• [TASK DETAILS]
For every line in the records that has the word "name", make a copy.

(Items from a dataset)
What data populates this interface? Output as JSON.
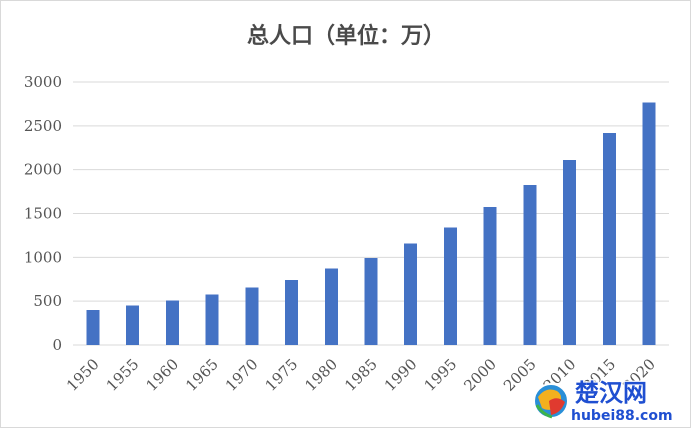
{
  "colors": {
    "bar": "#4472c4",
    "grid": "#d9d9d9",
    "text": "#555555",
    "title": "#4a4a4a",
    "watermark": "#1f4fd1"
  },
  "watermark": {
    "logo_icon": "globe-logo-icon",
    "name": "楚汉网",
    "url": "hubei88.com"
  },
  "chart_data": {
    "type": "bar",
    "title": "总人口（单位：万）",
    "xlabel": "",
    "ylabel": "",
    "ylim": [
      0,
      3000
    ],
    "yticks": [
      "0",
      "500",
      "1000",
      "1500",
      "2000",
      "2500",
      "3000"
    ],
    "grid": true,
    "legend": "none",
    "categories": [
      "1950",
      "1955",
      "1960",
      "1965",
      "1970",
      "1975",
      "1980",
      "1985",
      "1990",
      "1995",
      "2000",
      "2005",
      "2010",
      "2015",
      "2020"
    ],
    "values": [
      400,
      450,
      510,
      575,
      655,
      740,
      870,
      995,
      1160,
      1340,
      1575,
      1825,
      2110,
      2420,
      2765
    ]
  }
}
---
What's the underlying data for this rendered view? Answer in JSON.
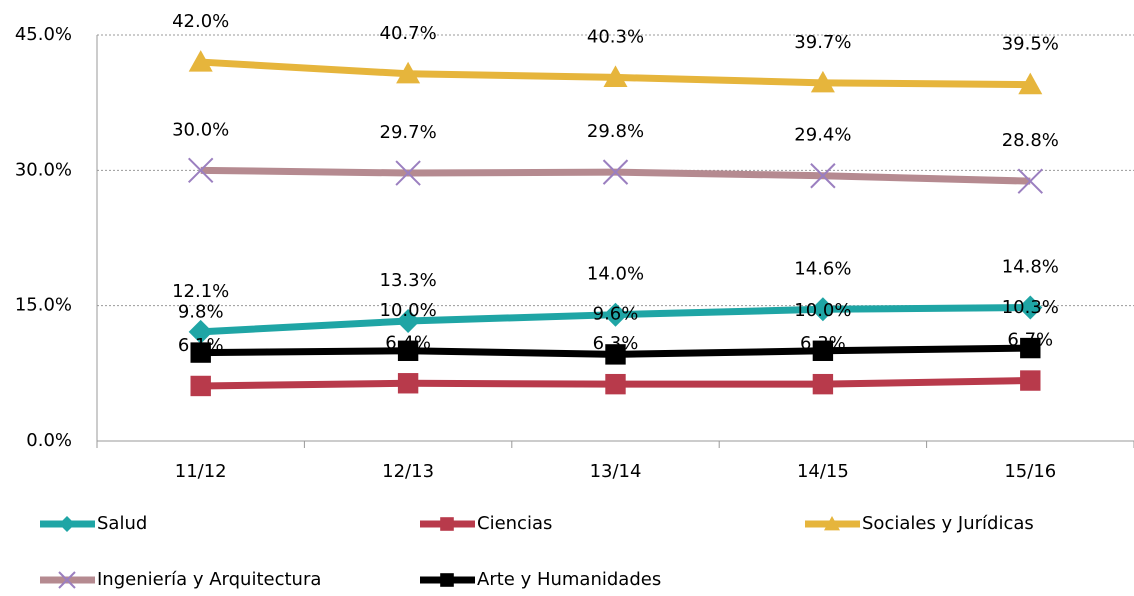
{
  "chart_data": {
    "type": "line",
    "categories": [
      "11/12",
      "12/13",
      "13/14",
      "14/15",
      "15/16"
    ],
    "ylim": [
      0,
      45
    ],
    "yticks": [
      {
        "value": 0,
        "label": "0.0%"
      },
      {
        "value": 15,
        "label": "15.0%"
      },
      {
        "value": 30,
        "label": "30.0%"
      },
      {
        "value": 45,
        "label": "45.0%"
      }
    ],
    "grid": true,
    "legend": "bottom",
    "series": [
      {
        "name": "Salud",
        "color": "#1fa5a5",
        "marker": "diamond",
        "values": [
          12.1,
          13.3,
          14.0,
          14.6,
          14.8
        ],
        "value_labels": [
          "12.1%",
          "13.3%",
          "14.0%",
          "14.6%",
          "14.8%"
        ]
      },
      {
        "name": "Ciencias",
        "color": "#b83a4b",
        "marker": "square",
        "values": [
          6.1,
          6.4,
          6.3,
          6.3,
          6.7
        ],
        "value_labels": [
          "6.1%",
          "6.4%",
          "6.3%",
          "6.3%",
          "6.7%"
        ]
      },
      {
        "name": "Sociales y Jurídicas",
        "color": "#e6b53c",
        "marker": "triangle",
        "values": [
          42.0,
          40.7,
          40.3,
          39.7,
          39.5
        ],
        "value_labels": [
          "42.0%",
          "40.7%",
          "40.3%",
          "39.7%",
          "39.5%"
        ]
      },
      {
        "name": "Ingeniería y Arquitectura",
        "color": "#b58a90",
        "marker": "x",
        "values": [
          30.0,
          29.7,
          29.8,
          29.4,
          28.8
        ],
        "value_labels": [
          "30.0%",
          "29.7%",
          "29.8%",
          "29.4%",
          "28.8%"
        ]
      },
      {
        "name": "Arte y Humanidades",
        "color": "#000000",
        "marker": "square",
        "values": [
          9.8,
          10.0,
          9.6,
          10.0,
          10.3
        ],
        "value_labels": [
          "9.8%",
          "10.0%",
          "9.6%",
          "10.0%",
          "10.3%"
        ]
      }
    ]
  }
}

• [PROBLEM SOLUTION]
    "name": "楚汉网",
        "name": "Salud",
        "name": "Ciencias",
        "name": "Sociales y Jurídicas",
        "name": "Ingeniería y Arquitectura",
        "name": "Arte y Humanidades",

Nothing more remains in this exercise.